[GOAL]: Only a number is wanted: how many lines of the entries include the string "VAGAS"?

[INFORMATION SUPPLIED]:
********************

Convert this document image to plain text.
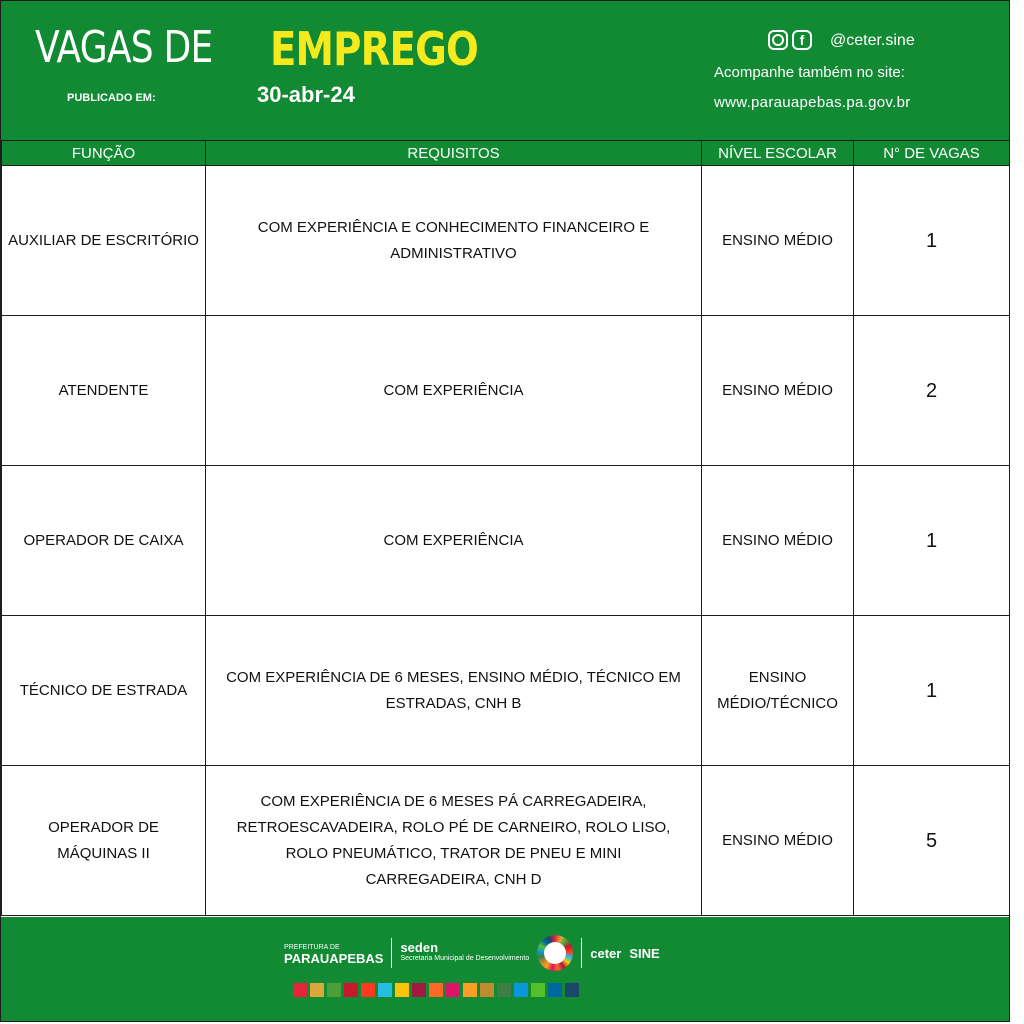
VAGAS DE EMPREGO
PUBLICADO EM:	30-abr-24
f	@ceter.sine
Acompanhe também no site:
www.parauapebas.pa.gov.br
FUNÇÃO	REQUISITOS	NÍVEL ESCOLAR	N° DE VAGAS
AUXILIAR DE ESCRITÓRIO	COM EXPERIÊNCIA E CONHECIMENTO FINANCEIRO E ADMINISTRATIVO	ENSINO MÉDIO	1
ATENDENTE	COM EXPERIÊNCIA	ENSINO MÉDIO	2
OPERADOR DE CAIXA	COM EXPERIÊNCIA	ENSINO MÉDIO	1
TÉCNICO DE ESTRADA	COM EXPERIÊNCIA DE 6 MESES, ENSINO MÉDIO, TÉCNICO EM ESTRADAS, CNH B	ENSINO MÉDIO/TÉCNICO	1
OPERADOR DE MÁQUINAS II	COM EXPERIÊNCIA DE 6 MESES PÁ CARREGADEIRA, RETROESCAVADEIRA, ROLO PÉ DE CARNEIRO, ROLO LISO, ROLO PNEUMÁTICO, TRATOR DE PNEU E MINI CARREGADEIRA, CNH D	ENSINO MÉDIO	5
PREFEITURA DE
PARAUAPEBAS
seden
Secretaria Municipal de Desenvolvimento	ceter SINE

********************

[ANSWER FOR THIS EXERCISE]: 2